╭─ GIVEN INFORMATION

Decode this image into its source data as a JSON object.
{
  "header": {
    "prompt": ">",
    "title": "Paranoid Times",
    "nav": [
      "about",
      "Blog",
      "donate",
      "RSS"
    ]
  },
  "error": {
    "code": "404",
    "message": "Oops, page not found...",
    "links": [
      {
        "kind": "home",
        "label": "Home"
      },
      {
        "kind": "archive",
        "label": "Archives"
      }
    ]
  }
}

╰─
╭─ GIVEN INFORMATION

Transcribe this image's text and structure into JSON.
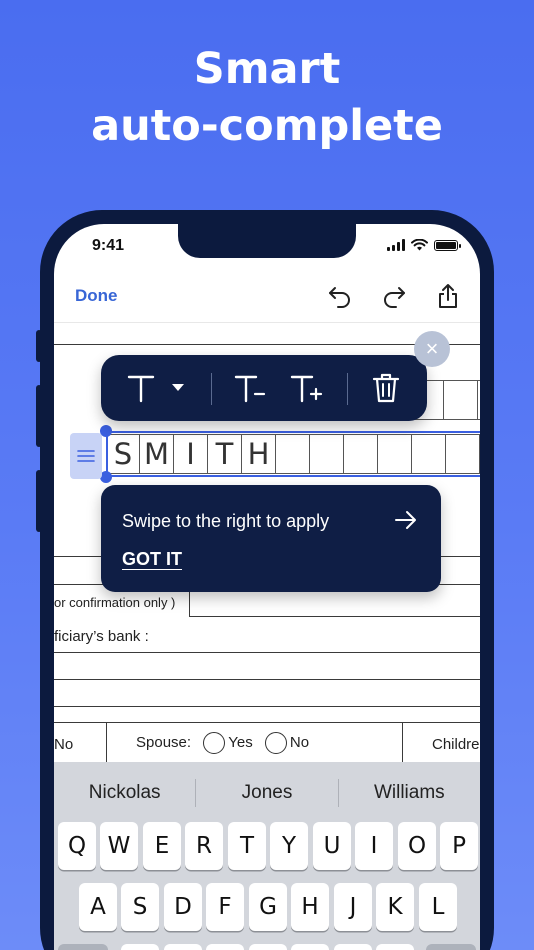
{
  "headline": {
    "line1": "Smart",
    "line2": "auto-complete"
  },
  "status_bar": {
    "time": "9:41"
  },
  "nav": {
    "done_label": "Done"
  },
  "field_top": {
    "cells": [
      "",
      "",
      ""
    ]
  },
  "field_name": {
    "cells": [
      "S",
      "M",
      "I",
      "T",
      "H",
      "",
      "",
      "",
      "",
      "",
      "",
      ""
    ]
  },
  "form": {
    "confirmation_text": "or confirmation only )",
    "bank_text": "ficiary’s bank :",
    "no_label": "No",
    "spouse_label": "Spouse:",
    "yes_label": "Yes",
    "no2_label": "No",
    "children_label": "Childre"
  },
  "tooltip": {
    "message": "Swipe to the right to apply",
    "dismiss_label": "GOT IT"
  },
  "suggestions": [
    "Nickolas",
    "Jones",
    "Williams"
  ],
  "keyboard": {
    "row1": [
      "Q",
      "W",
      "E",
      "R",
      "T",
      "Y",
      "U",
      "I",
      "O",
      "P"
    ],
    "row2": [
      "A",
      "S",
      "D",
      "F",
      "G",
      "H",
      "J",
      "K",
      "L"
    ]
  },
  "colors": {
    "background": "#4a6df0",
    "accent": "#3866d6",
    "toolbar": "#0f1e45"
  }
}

╰─

§ PROBLEM:
Determine how many of the lines above hold the word "message", and output that number by itself.

§ SOLUTION FOR THIS TASK:
2